INSTRUCTIONS TO FOLLOW: Return the records word for word. Any pictures in them are not part of the copy.

[Data records]

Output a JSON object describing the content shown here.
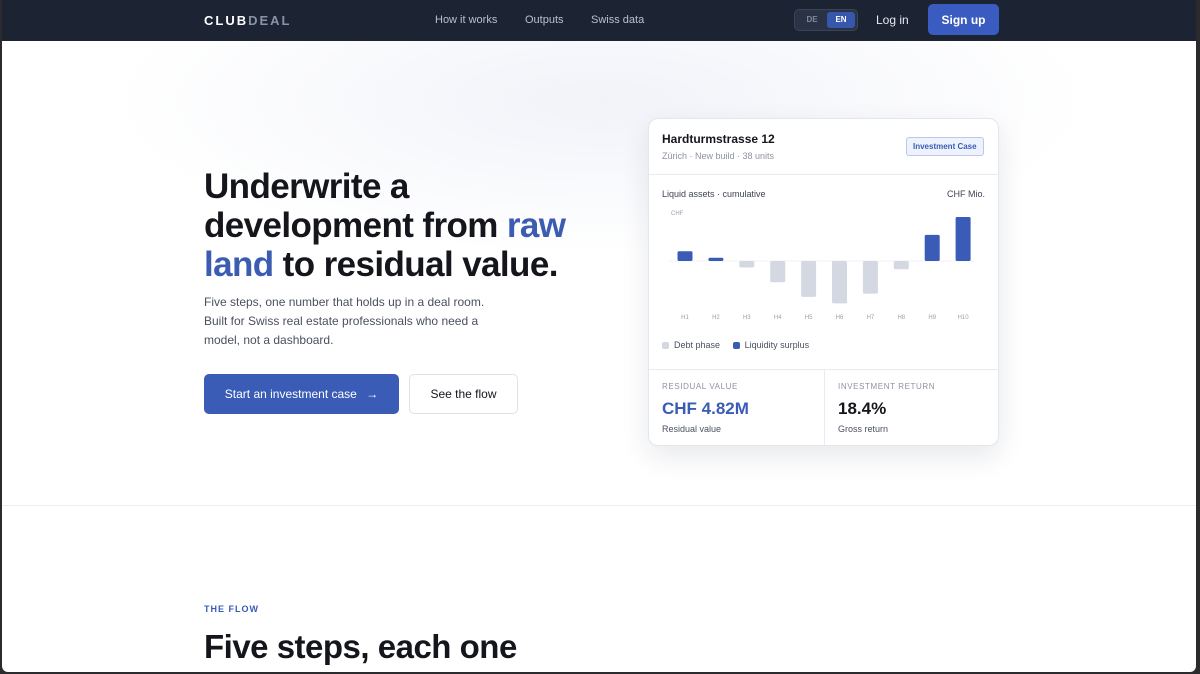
{
  "nav": {
    "logo_strong": "CLUB",
    "logo_dim": "DEAL",
    "links": [
      "How it works",
      "Outputs",
      "Swiss data"
    ],
    "lang": [
      "DE",
      "EN"
    ],
    "lang_active": "EN",
    "login": "Log in",
    "signup": "Sign up"
  },
  "hero": {
    "title_part1": "Underwrite a development from ",
    "title_accent": "raw land",
    "title_part2": " to residual value.",
    "subtitle": "Five steps, one number that holds up in a deal room. Built for Swiss real estate professionals who need a model, not a dashboard.",
    "primary_cta": "Start an investment case",
    "primary_cta_arrow": "→",
    "secondary_cta": "See the flow"
  },
  "card": {
    "title": "Hardturmstrasse 12",
    "meta": "Zürich · New build · 38 units",
    "badge": "Investment Case",
    "chart_label": "Liquid assets · cumulative",
    "chart_unit": "CHF Mio.",
    "legend": [
      "Debt phase",
      "Liquidity surplus"
    ],
    "stats": [
      {
        "caption": "RESIDUAL VALUE",
        "value": "CHF 4.82M",
        "sub": "Residual value"
      },
      {
        "caption": "INVESTMENT RETURN",
        "value": "18.4%",
        "sub": "Gross return"
      }
    ]
  },
  "colors": {
    "accent": "#3a5cb6",
    "debt": "#d3d8e2",
    "surplus": "#3a5cb6",
    "nav_bg": "#1c2333"
  },
  "chart_data": {
    "type": "bar",
    "categories": [
      "H1",
      "H2",
      "H3",
      "H4",
      "H5",
      "H6",
      "H7",
      "H8",
      "H9",
      "H10"
    ],
    "values": [
      0.6,
      0.2,
      -0.4,
      -1.3,
      -2.2,
      -2.6,
      -2.0,
      -0.5,
      1.6,
      2.7
    ],
    "series": [
      {
        "name": "Debt phase",
        "indices": [
          2,
          3,
          4,
          5,
          6,
          7
        ]
      },
      {
        "name": "Liquidity surplus",
        "indices": [
          0,
          1,
          8,
          9
        ]
      }
    ],
    "ylabel": "CHF",
    "ylim": [
      -3,
      3
    ],
    "grid": false,
    "legend": "bottom-left"
  },
  "flow": {
    "tag": "THE FLOW",
    "title": "Five steps, each one"
  }
}
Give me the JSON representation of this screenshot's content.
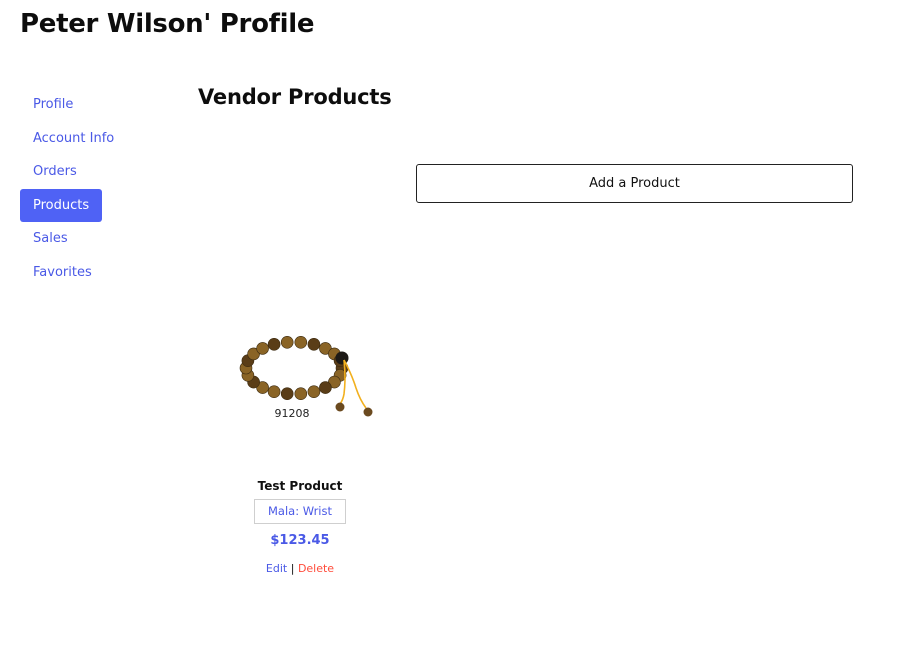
{
  "header": {
    "title": "Peter Wilson' Profile"
  },
  "sidebar": {
    "items": [
      {
        "label": "Profile",
        "active": false
      },
      {
        "label": "Account Info",
        "active": false
      },
      {
        "label": "Orders",
        "active": false
      },
      {
        "label": "Products",
        "active": true
      },
      {
        "label": "Sales",
        "active": false
      },
      {
        "label": "Favorites",
        "active": false
      }
    ]
  },
  "main": {
    "title": "Vendor Products",
    "add_button_label": "Add a Product",
    "products": [
      {
        "image_code": "91208",
        "image_icon": "bead-bracelet-image",
        "name": "Test Product",
        "category": "Mala: Wrist",
        "price": "$123.45",
        "edit_label": "Edit",
        "separator": "|",
        "delete_label": "Delete"
      }
    ]
  },
  "colors": {
    "accent": "#4f62f5",
    "link": "#4a59e6",
    "danger": "#ff4b3a"
  }
}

OUTPUT OF THE TASK:
Output a JSON object describing the content shown here.
{
  "nav": {
    "logo_strong": "CLUB",
    "logo_dim": "DEAL",
    "links": [
      "How it works",
      "Outputs",
      "Swiss data"
    ],
    "lang": [
      "DE",
      "EN"
    ],
    "lang_active": "EN",
    "login": "Log in",
    "signup": "Sign up"
  },
  "hero": {
    "title_part1": "Underwrite a development from ",
    "title_accent": "raw land",
    "title_part2": " to residual value.",
    "subtitle": "Five steps, one number that holds up in a deal room. Built for Swiss real estate professionals who need a model, not a dashboard.",
    "primary_cta": "Start an investment case",
    "primary_cta_arrow": "→",
    "secondary_cta": "See the flow"
  },
  "card": {
    "title": "Hardturmstrasse 12",
    "meta": "Zürich · New build · 38 units",
    "badge": "Investment Case",
    "chart_label": "Liquid assets · cumulative",
    "chart_unit": "CHF Mio.",
    "legend": [
      "Debt phase",
      "Liquidity surplus"
    ],
    "stats": [
      {
        "caption": "RESIDUAL VALUE",
        "value": "CHF 4.82M",
        "sub": "Residual value"
      },
      {
        "caption": "INVESTMENT RETURN",
        "value": "18.4%",
        "sub": "Gross return"
      }
    ]
  },
  "colors": {
    "accent": "#3a5cb6",
    "debt": "#d3d8e2",
    "surplus": "#3a5cb6",
    "nav_bg": "#1c2333"
  },
  "chart_data": {
    "type": "bar",
    "categories": [
      "H1",
      "H2",
      "H3",
      "H4",
      "H5",
      "H6",
      "H7",
      "H8",
      "H9",
      "H10"
    ],
    "values": [
      0.6,
      0.2,
      -0.4,
      -1.3,
      -2.2,
      -2.6,
      -2.0,
      -0.5,
      1.6,
      2.7
    ],
    "series": [
      {
        "name": "Debt phase",
        "indices": [
          2,
          3,
          4,
          5,
          6,
          7
        ]
      },
      {
        "name": "Liquidity surplus",
        "indices": [
          0,
          1,
          8,
          9
        ]
      }
    ],
    "ylabel": "CHF",
    "ylim": [
      -3,
      3
    ],
    "grid": false,
    "legend": "bottom-left"
  },
  "flow": {
    "tag": "THE FLOW",
    "title": "Five steps, each one"
  }
}
Give me the JSON representation of this screenshot's content.
{
  "header": {
    "title": "Peter Wilson' Profile"
  },
  "sidebar": {
    "items": [
      {
        "label": "Profile",
        "active": false
      },
      {
        "label": "Account Info",
        "active": false
      },
      {
        "label": "Orders",
        "active": false
      },
      {
        "label": "Products",
        "active": true
      },
      {
        "label": "Sales",
        "active": false
      },
      {
        "label": "Favorites",
        "active": false
      }
    ]
  },
  "main": {
    "title": "Vendor Products",
    "add_button_label": "Add a Product",
    "products": [
      {
        "image_code": "91208",
        "image_icon": "bead-bracelet-image",
        "name": "Test Product",
        "category": "Mala: Wrist",
        "price": "$123.45",
        "edit_label": "Edit",
        "separator": "|",
        "delete_label": "Delete"
      }
    ]
  },
  "colors": {
    "accent": "#4f62f5",
    "link": "#4a59e6",
    "danger": "#ff4b3a"
  }
}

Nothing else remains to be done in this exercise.